*Stated task*
Go through the entries below and pick out every line with "wise".

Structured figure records
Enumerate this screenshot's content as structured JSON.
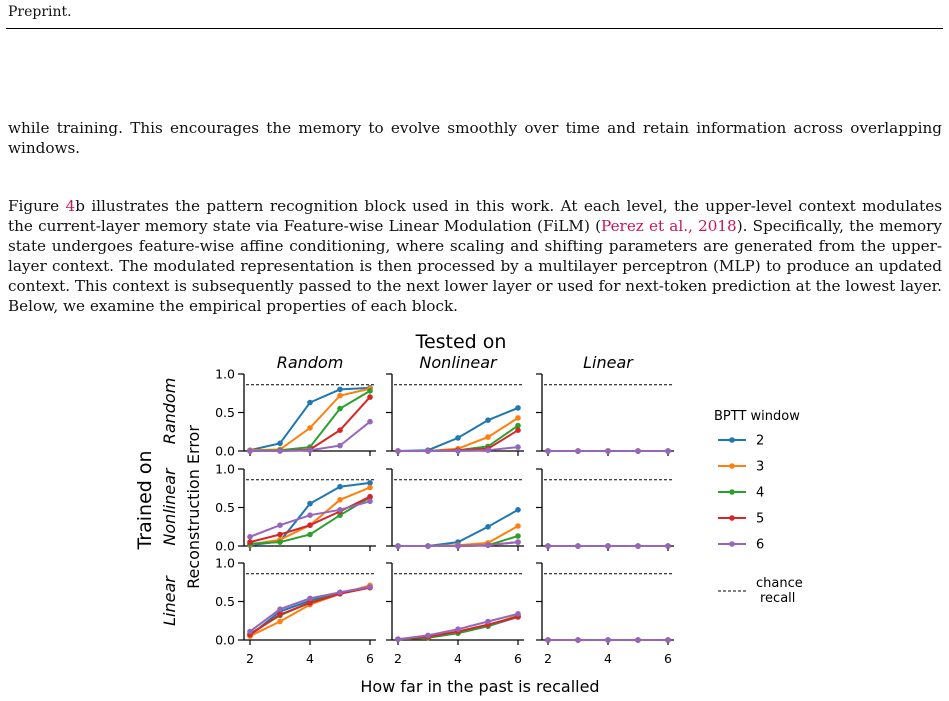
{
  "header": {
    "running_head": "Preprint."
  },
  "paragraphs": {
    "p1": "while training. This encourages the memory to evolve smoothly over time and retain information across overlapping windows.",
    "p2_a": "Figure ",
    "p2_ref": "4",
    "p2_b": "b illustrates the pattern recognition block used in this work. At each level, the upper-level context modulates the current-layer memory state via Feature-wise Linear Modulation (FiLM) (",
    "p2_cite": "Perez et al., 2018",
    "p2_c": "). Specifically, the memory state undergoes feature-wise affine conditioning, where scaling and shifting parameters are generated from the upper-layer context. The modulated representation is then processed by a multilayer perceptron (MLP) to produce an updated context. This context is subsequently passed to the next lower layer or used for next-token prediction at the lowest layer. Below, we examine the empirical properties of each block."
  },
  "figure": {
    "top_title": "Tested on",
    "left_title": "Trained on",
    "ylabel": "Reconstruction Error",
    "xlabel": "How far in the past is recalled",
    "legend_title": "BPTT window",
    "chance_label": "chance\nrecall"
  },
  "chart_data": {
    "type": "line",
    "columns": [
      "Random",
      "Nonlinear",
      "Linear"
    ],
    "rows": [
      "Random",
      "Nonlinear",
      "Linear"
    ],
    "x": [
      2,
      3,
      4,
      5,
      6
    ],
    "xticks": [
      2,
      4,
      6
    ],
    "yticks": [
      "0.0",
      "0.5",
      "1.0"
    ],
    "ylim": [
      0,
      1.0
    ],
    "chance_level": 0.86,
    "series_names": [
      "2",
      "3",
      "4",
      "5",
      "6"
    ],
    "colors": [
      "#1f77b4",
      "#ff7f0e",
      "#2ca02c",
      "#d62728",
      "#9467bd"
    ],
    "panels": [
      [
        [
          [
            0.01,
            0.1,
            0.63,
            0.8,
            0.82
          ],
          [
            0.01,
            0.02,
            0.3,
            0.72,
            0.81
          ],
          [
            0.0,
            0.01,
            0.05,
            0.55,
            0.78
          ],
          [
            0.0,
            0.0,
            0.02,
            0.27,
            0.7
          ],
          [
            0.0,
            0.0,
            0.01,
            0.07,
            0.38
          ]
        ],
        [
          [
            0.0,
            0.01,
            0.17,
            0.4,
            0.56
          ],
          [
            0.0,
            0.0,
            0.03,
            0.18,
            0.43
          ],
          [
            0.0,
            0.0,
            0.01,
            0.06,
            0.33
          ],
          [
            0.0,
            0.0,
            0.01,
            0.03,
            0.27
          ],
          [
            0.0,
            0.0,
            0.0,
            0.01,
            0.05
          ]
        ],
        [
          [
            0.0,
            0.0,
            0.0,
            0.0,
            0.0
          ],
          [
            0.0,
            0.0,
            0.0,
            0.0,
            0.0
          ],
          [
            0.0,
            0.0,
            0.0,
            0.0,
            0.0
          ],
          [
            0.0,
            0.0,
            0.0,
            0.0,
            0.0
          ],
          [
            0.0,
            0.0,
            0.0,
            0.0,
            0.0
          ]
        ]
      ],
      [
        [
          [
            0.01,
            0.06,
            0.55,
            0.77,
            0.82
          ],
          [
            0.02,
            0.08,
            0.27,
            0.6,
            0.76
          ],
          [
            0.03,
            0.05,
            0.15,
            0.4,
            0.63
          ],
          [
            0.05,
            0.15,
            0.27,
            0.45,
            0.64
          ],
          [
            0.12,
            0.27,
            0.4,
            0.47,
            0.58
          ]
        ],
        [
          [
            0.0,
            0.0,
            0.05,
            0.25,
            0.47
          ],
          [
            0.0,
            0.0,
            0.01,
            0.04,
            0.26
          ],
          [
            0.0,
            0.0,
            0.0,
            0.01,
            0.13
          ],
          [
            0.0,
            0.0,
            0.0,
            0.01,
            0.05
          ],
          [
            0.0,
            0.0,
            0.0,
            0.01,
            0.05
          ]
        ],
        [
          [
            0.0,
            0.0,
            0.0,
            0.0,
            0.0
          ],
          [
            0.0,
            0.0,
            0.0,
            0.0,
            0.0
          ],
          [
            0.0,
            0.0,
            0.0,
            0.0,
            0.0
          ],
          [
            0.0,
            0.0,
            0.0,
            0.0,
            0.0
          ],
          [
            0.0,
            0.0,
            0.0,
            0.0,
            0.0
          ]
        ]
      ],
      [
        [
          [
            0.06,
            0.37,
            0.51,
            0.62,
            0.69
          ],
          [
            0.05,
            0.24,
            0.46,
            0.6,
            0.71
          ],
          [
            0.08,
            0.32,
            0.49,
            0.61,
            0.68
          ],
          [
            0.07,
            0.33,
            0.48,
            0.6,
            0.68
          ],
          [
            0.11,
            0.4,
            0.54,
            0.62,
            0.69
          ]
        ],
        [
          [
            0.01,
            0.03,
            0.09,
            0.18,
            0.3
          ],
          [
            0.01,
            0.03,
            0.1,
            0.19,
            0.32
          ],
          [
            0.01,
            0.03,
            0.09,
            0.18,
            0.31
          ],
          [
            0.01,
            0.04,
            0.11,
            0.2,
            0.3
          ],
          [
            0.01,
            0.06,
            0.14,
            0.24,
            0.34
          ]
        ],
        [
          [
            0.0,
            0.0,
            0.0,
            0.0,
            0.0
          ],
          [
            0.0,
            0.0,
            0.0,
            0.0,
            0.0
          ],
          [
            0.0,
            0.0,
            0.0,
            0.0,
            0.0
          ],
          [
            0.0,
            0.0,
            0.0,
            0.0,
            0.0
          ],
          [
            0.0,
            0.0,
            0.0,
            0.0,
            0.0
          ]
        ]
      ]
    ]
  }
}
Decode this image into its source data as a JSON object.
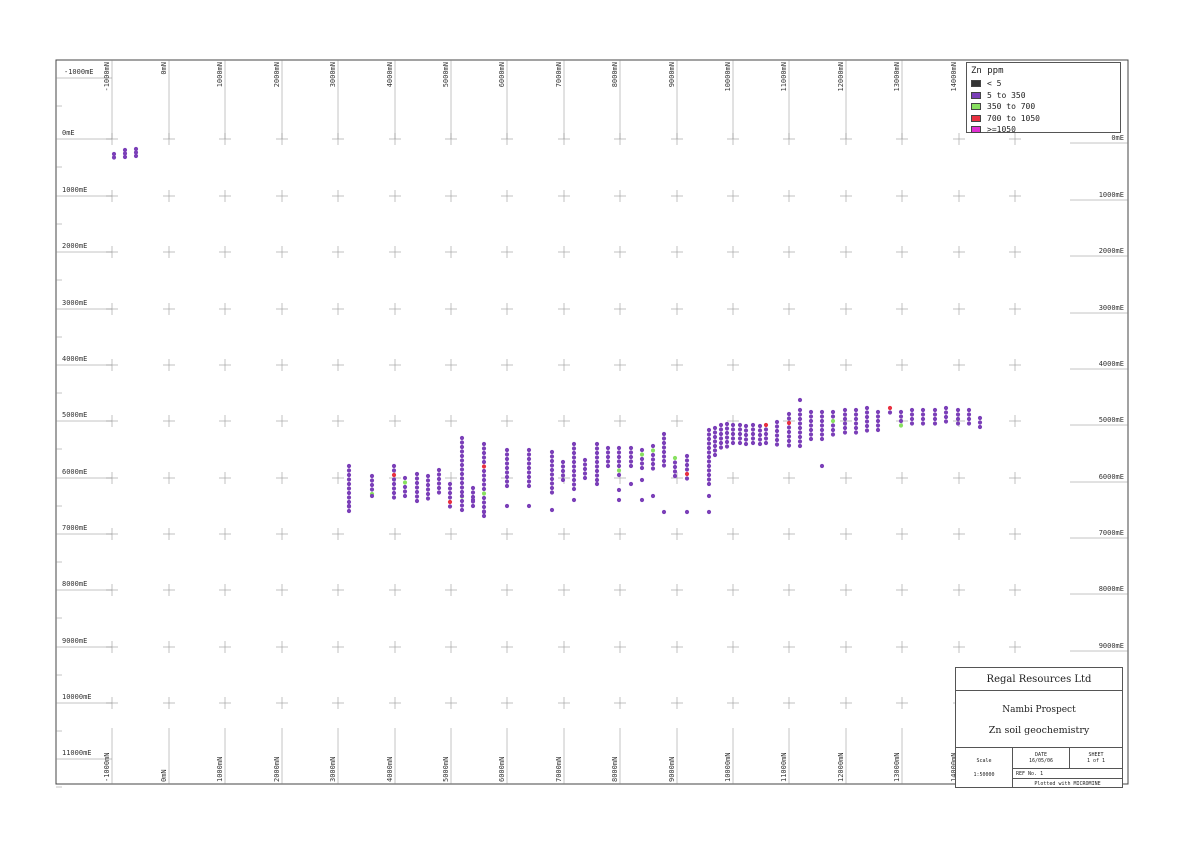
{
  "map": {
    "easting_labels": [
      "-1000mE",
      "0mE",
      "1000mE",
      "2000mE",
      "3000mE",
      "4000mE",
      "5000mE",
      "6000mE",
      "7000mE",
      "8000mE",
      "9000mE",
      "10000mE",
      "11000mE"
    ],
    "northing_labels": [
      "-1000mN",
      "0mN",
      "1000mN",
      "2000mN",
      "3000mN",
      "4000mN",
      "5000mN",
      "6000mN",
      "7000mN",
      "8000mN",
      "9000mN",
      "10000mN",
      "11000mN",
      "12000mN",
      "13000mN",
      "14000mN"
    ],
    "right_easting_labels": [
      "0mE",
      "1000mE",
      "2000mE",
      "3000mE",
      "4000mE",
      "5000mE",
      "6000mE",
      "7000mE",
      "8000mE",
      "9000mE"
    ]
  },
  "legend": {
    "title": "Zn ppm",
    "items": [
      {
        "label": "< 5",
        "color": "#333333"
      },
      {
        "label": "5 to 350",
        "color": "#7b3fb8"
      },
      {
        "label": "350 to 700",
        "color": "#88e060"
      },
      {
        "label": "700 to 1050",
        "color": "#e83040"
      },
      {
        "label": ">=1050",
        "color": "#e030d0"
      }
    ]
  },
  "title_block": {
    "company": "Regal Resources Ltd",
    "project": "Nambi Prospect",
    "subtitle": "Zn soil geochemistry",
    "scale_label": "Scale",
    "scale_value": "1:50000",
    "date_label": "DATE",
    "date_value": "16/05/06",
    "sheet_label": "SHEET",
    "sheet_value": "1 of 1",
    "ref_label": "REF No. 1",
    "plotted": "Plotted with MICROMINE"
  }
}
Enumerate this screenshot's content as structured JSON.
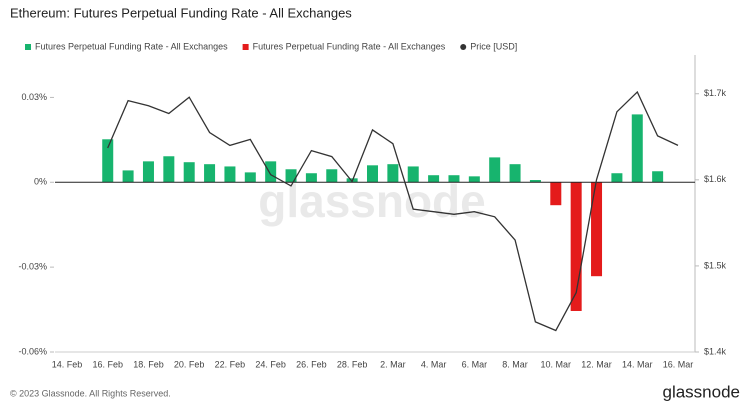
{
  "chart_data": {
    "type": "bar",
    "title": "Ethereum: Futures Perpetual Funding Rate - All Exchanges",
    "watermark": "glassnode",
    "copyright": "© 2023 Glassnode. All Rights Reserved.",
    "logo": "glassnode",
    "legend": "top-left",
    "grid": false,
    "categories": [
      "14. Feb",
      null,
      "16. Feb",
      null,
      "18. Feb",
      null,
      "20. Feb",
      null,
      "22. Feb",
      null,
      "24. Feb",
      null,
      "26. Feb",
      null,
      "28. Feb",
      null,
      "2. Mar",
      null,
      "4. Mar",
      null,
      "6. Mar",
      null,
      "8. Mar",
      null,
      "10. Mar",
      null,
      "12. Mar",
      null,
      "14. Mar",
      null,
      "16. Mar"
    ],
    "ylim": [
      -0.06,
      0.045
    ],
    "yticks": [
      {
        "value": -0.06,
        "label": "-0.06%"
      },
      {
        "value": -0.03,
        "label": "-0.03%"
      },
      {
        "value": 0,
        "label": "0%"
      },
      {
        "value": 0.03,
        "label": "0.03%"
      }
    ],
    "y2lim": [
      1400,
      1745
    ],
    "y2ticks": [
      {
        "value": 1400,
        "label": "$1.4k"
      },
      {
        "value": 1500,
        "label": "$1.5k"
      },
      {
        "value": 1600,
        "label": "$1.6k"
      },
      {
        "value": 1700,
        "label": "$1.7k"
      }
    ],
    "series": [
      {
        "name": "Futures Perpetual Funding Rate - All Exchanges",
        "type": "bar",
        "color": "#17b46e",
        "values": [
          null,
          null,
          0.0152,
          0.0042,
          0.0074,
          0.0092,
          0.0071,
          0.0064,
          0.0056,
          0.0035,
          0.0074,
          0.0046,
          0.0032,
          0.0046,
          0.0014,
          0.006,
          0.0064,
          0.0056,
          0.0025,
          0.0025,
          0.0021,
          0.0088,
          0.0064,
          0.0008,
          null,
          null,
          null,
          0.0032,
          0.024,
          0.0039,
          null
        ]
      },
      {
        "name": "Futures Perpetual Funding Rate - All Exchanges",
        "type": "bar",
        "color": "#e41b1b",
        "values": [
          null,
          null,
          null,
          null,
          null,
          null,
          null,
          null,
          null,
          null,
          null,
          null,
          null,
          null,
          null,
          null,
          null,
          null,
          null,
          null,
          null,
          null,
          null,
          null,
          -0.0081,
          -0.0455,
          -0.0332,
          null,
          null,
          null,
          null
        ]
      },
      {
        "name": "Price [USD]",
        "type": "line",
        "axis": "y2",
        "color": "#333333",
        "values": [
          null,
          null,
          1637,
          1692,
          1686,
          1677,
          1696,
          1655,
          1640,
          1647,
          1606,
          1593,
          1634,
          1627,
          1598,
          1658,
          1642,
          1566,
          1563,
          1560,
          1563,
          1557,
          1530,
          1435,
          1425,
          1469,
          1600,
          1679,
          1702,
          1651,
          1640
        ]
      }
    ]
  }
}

*Result for this task*
    "p2_b": "b illustrates the pattern recognition block used in this work. At each level, the upper-level context modulates the current-layer memory state via Feature-wise Linear Modulation (FiLM) (",
    "p2_c": "). Specifically, the memory state undergoes feature-wise affine conditioning, where scaling and shifting parameters are generated from the upper-layer context. The modulated representation is then processed by a multilayer perceptron (MLP) to produce an updated context. This context is subsequently passed to the next lower layer or used for next-token prediction at the lowest layer. Below, we examine the empirical properties of each block."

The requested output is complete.